Copy each line of the entries beneath that contains the word "text".

------------------------------------------------

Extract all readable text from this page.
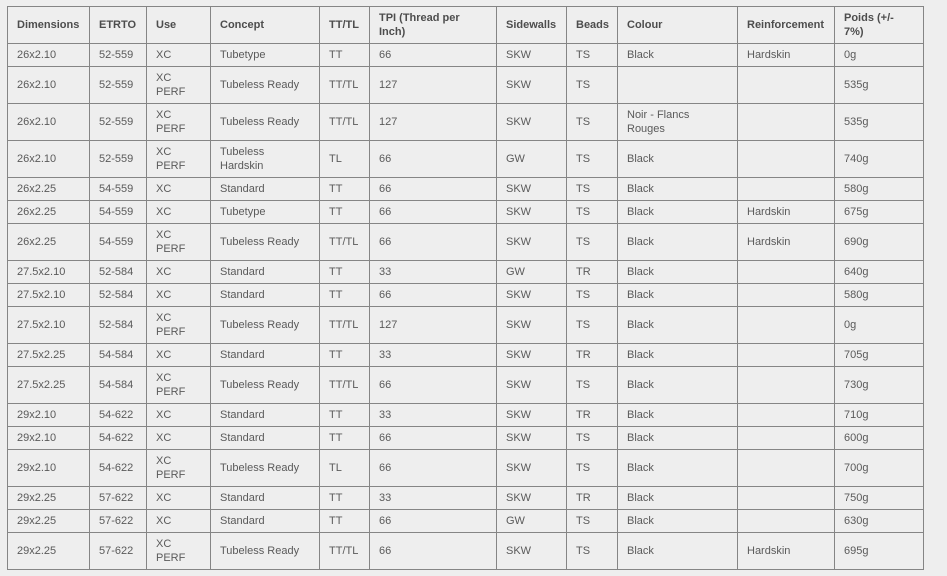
Dimensions	ETRTO	Use	Concept	TT/TL	TPI (Thread per Inch)	Sidewalls	Beads	Colour	Reinforcement	Poids (+/- 7%)
26x2.10	52-559	XC	Tubetype	TT	66	SKW	TS	Black	Hardskin	0g
26x2.10	52-559	XC PERF	Tubeless Ready	TT/TL	127	SKW	TS			535g
26x2.10	52-559	XC PERF	Tubeless Ready	TT/TL	127	SKW	TS	Noir - Flancs Rouges		535g
26x2.10	52-559	XC PERF	Tubeless Hardskin	TL	66	GW	TS	Black		740g
26x2.25	54-559	XC	Standard	TT	66	SKW	TS	Black		580g
26x2.25	54-559	XC	Tubetype	TT	66	SKW	TS	Black	Hardskin	675g
26x2.25	54-559	XC PERF	Tubeless Ready	TT/TL	66	SKW	TS	Black	Hardskin	690g
27.5x2.10	52-584	XC	Standard	TT	33	GW	TR	Black		640g
27.5x2.10	52-584	XC	Standard	TT	66	SKW	TS	Black		580g
27.5x2.10	52-584	XC PERF	Tubeless Ready	TT/TL	127	SKW	TS	Black		0g
27.5x2.25	54-584	XC	Standard	TT	33	SKW	TR	Black		705g
27.5x2.25	54-584	XC PERF	Tubeless Ready	TT/TL	66	SKW	TS	Black		730g
29x2.10	54-622	XC	Standard	TT	33	SKW	TR	Black		710g
29x2.10	54-622	XC	Standard	TT	66	SKW	TS	Black		600g
29x2.10	54-622	XC PERF	Tubeless Ready	TL	66	SKW	TS	Black		700g
29x2.25	57-622	XC	Standard	TT	33	SKW	TR	Black		750g
29x2.25	57-622	XC	Standard	TT	66	GW	TS	Black		630g
29x2.25	57-622	XC PERF	Tubeless Ready	TT/TL	66	SKW	TS	Black	Hardskin	695g
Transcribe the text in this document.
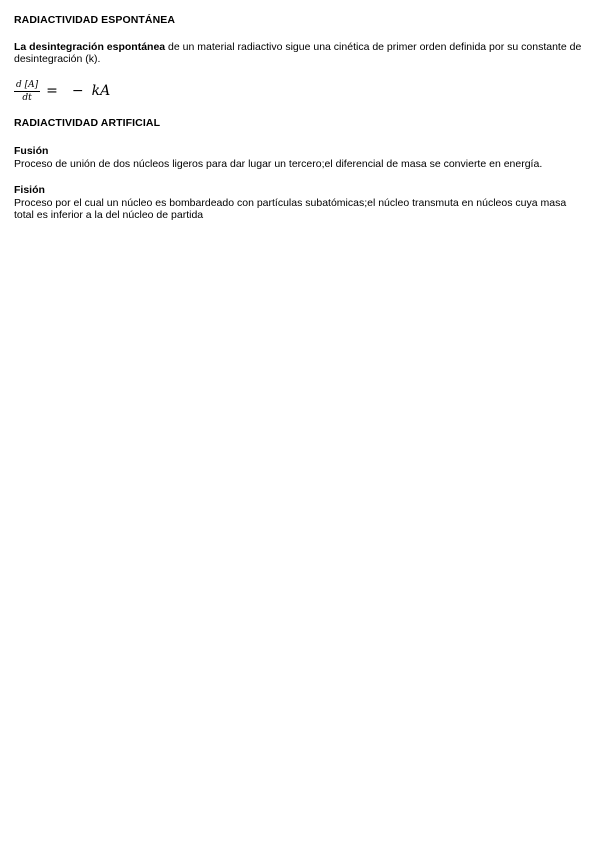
RADIACTIVIDAD ESPONTÁNEA
La desintegración espontánea de un material radiactivo sigue una cinética de primer orden definida por su constante de desintegración (k).
$\frac{d [A]}{dt}$ = − kA
RADIACTIVIDAD ARTIFICIAL
Fusión

Proceso de unión de dos núcleos ligeros para dar lugar un tercero;el diferencial de masa se convierte en energía.

Fisión

Proceso por el cual un núcleo es bombardeado con partículas subatómicas;el núcleo transmuta en núcleos cuya masa total es inferior a la del núcleo de partida
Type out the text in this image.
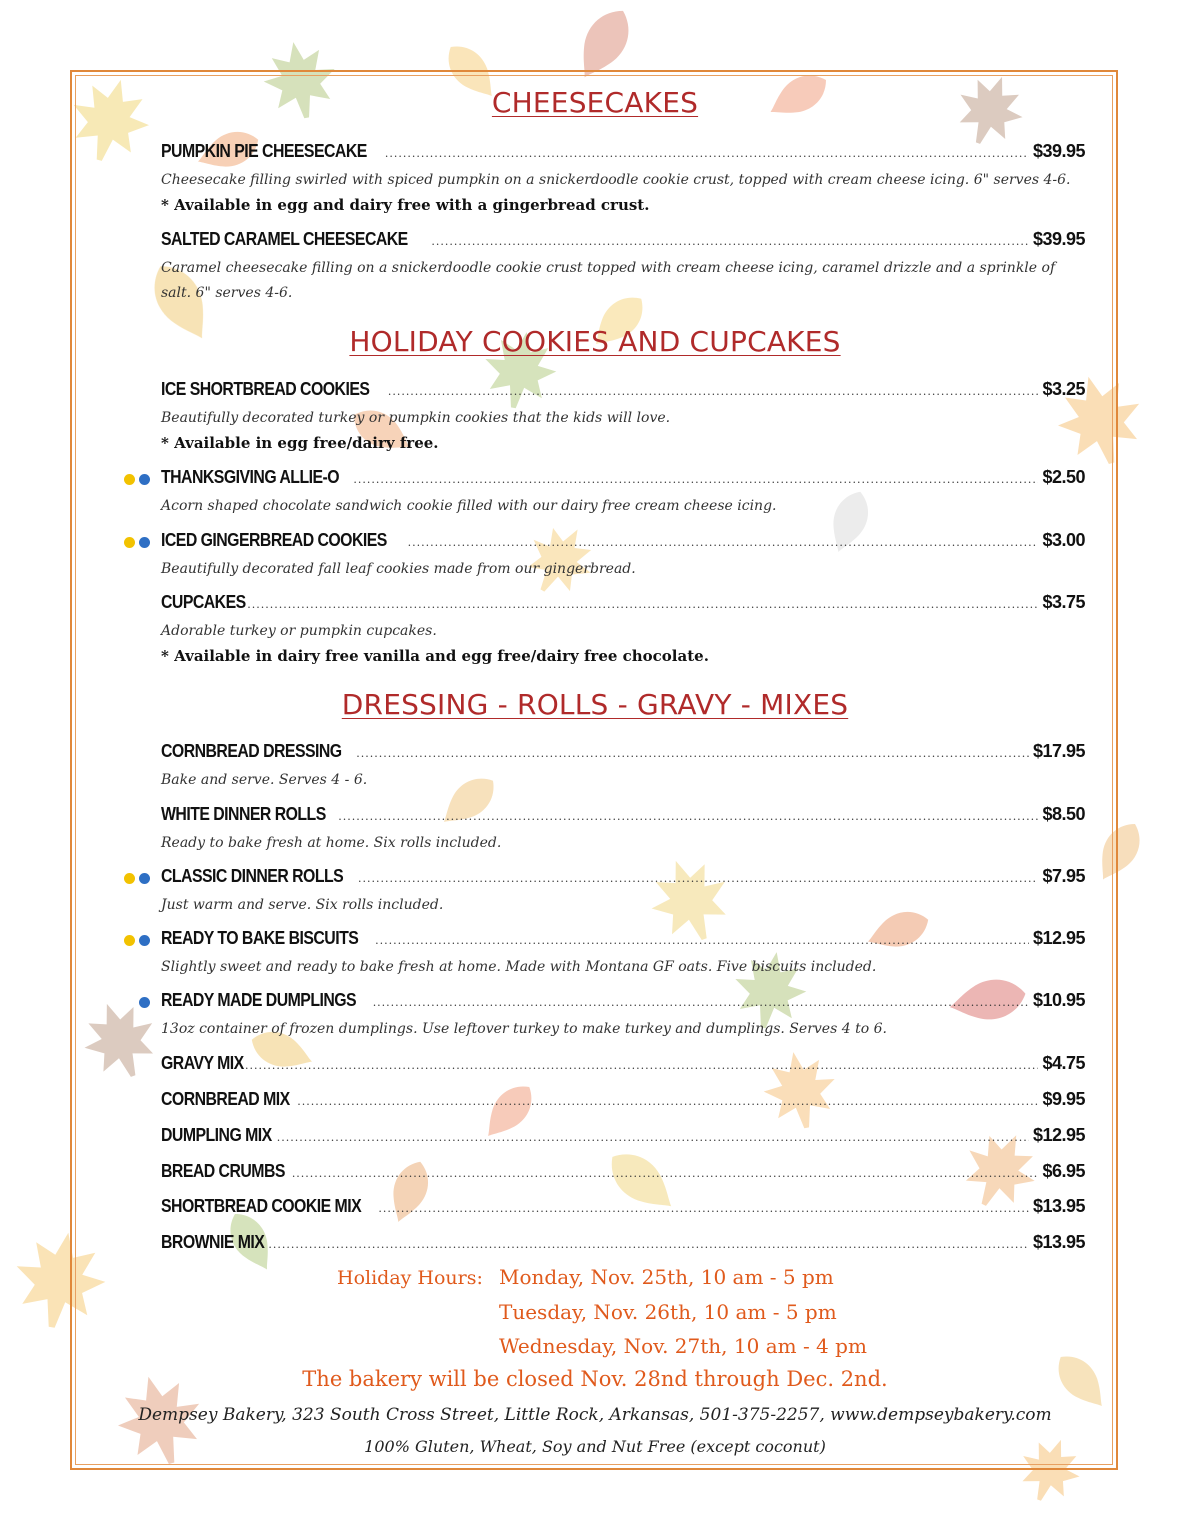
CHEESECAKES
PUMPKIN PIE CHEESECAKE .....	$39.95
Cheesecake filling swirled with spiced pumpkin on a snickerdoodle cookie crust, topped with cream cheese icing. 6" serves 4-6.
* Available in egg and dairy free with a gingerbread crust.
SALTED CARAMEL CHEESECAKE .....	$39.95
Caramel cheesecake filling on a snickerdoodle cookie crust topped with cream cheese icing, caramel drizzle and a sprinkle of
salt. 6" serves 4-6.
HOLIDAY COOKIES AND CUPCAKES
ICE SHORTBREAD COOKIES .....	$3.25
Beautifully decorated turkey or pumpkin cookies that the kids will love.
* Available in egg free/dairy free.
THANKSGIVING ALLIE-O .....	$2.50
Acorn shaped chocolate sandwich cookie filled with our dairy free cream cheese icing.
ICED GINGERBREAD COOKIES .....	$3.00
Beautifully decorated fall leaf cookies made from our gingerbread.
CUPCAKES .....	$3.75
Adorable turkey or pumpkin cupcakes.
* Available in dairy free vanilla and egg free/dairy free chocolate.
DRESSING - ROLLS - GRAVY - MIXES
CORNBREAD DRESSING .....	$17.95
Bake and serve. Serves 4 - 6.
WHITE DINNER ROLLS .....	$8.50
Ready to bake fresh at home. Six rolls included.
CLASSIC DINNER ROLLS .....	$7.95
Just warm and serve. Six rolls included.
READY TO BAKE BISCUITS .....	$12.95
Slightly sweet and ready to bake fresh at home. Made with Montana GF oats. Five biscuits included.
READY MADE DUMPLINGS .....	$10.95
13oz container of frozen dumplings. Use leftover turkey to make turkey and dumplings. Serves 4 to 6.
GRAVY MIX .....	$4.75
CORNBREAD MIX .....	$9.95
DUMPLING MIX .....	$12.95
BREAD CRUMBS .....	$6.95
SHORTBREAD COOKIE MIX .....	$13.95
BROWNIE MIX .....	$13.95
Holiday Hours: Monday, Nov. 25th, 10 am - 5 pm
Tuesday, Nov. 26th, 10 am - 5 pm
Wednesday, Nov. 27th, 10 am - 4 pm
The bakery will be closed Nov. 28nd through Dec. 2nd.
Dempsey Bakery, 323 South Cross Street, Little Rock, Arkansas, 501-375-2257, www.dempseybakery.com
100% Gluten, Wheat, Soy and Nut Free (except coconut)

------------------------------------------------

### EXPECTED ANSWER
Extract all readable text from this page.
Transcribe the text in this document.
Type out the text in this image.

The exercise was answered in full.